Omitting all pictures, copy word for word the lines from the line containing "What's the underlying" through the final line of the entries.

>> start Stored records

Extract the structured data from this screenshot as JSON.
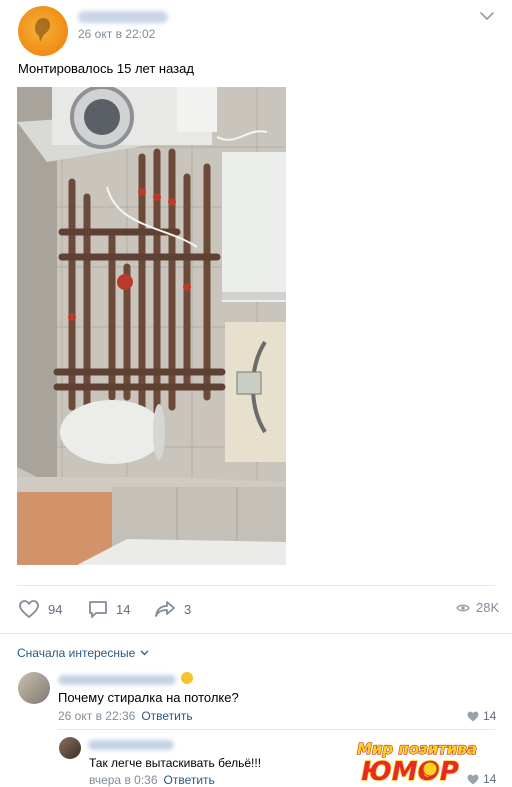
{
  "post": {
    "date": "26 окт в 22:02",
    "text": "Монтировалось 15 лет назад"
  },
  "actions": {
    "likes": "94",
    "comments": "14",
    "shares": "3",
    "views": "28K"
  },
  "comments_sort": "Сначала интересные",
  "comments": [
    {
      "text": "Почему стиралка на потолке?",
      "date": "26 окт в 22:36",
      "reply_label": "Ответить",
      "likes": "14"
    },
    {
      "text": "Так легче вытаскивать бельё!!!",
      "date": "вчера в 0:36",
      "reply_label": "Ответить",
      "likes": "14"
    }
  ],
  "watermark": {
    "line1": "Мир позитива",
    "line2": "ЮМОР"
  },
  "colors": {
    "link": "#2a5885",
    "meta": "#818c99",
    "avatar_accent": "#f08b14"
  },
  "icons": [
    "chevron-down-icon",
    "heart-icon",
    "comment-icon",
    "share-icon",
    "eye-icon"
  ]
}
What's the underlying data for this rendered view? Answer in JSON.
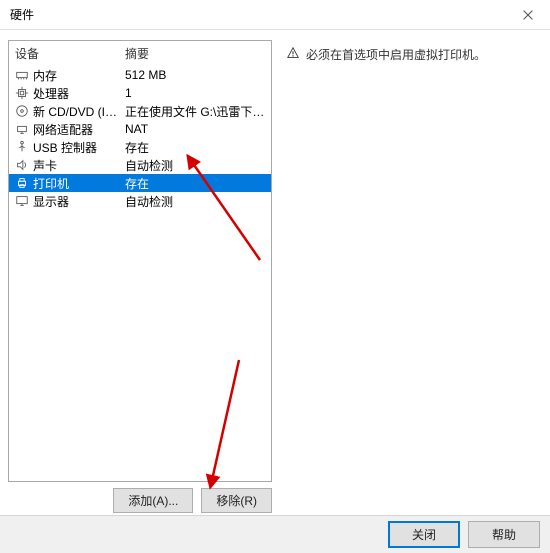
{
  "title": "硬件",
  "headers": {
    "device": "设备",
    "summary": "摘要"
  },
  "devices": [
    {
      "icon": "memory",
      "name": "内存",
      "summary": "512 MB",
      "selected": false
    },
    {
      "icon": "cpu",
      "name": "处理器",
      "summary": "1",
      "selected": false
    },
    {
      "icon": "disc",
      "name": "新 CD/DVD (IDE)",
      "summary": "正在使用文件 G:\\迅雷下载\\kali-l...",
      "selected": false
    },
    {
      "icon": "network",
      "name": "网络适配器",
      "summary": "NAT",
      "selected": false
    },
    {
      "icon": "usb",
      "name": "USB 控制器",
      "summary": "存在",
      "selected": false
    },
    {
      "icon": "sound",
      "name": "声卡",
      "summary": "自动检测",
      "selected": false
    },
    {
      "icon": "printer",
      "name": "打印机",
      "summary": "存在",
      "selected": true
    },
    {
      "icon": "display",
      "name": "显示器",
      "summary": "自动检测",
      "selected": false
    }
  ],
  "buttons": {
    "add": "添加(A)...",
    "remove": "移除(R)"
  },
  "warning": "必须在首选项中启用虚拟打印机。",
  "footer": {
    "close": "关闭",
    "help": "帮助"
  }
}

>> end Stored records

▸ **Solution below**:
What's the underlying data for this rendered view? Answer in JSON.
{
  "title": "硬件",
  "headers": {
    "device": "设备",
    "summary": "摘要"
  },
  "devices": [
    {
      "icon": "memory",
      "name": "内存",
      "summary": "512 MB",
      "selected": false
    },
    {
      "icon": "cpu",
      "name": "处理器",
      "summary": "1",
      "selected": false
    },
    {
      "icon": "disc",
      "name": "新 CD/DVD (IDE)",
      "summary": "正在使用文件 G:\\迅雷下载\\kali-l...",
      "selected": false
    },
    {
      "icon": "network",
      "name": "网络适配器",
      "summary": "NAT",
      "selected": false
    },
    {
      "icon": "usb",
      "name": "USB 控制器",
      "summary": "存在",
      "selected": false
    },
    {
      "icon": "sound",
      "name": "声卡",
      "summary": "自动检测",
      "selected": false
    },
    {
      "icon": "printer",
      "name": "打印机",
      "summary": "存在",
      "selected": true
    },
    {
      "icon": "display",
      "name": "显示器",
      "summary": "自动检测",
      "selected": false
    }
  ],
  "buttons": {
    "add": "添加(A)...",
    "remove": "移除(R)"
  },
  "warning": "必须在首选项中启用虚拟打印机。",
  "footer": {
    "close": "关闭",
    "help": "帮助"
  }
}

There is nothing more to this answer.